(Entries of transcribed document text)
□ □ □ □ □ □ □
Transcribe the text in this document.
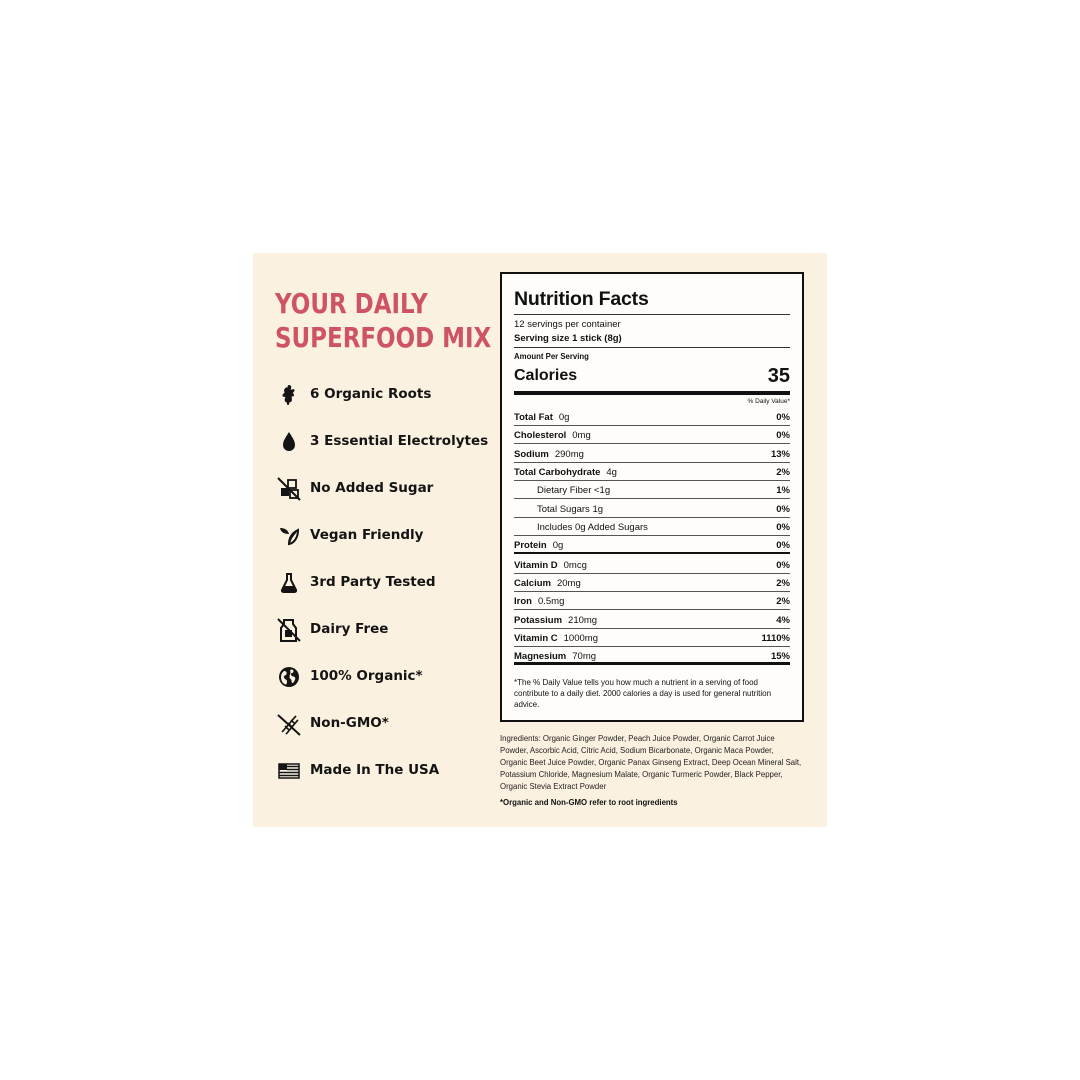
YOUR DAILY
SUPERFOOD MIX
6 Organic Roots
3 Essential Electrolytes
No Added Sugar
Vegan Friendly
3rd Party Tested
Dairy Free
100% Organic*
Non-GMO*
Made In The USA
Nutrition Facts
12 servings per container
Serving size 1 stick (8g)
Amount Per Serving
Calories	35
% Daily Value*
Total Fat 0g	0%
Cholesterol 0mg	0%
Sodium 290mg	13%
Total Carbohydrate 4g	2%
Dietary Fiber <1g	1%
Total Sugars 1g	0%
Includes 0g Added Sugars	0%
Protein 0g	0%
Vitamin D 0mcg	0%
Calcium 20mg	2%
Iron 0.5mg	2%
Potassium 210mg	4%
Vitamin C 1000mg	1110%
Magnesium 70mg	15%
*The % Daily Value tells you how much a nutrient in a serving of food contribute to a daily diet. 2000 calories a day is used for general nutrition advice.
Ingredients: Organic Ginger Powder, Peach Juice Powder, Organic Carrot Juice Powder, Ascorbic Acid, Citric Acid, Sodium Bicarbonate, Organic Maca Powder, Organic Beet Juice Powder, Organic Panax Ginseng Extract, Deep Ocean Mineral Salt, Potassium Chloride, Magnesium Malate, Organic Turmeric Powder, Black Pepper, Organic Stevia Extract Powder
*Organic and Non-GMO refer to root ingredients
□ □ □ □ □ □ □
§ EXERCISE GOAL: Go through the data and show each line that holds "Vitamin".

§ ANSWER TO THIS PROBLEM:
Vitamin D 0mcg	0%
Vitamin C 1000mg	1110%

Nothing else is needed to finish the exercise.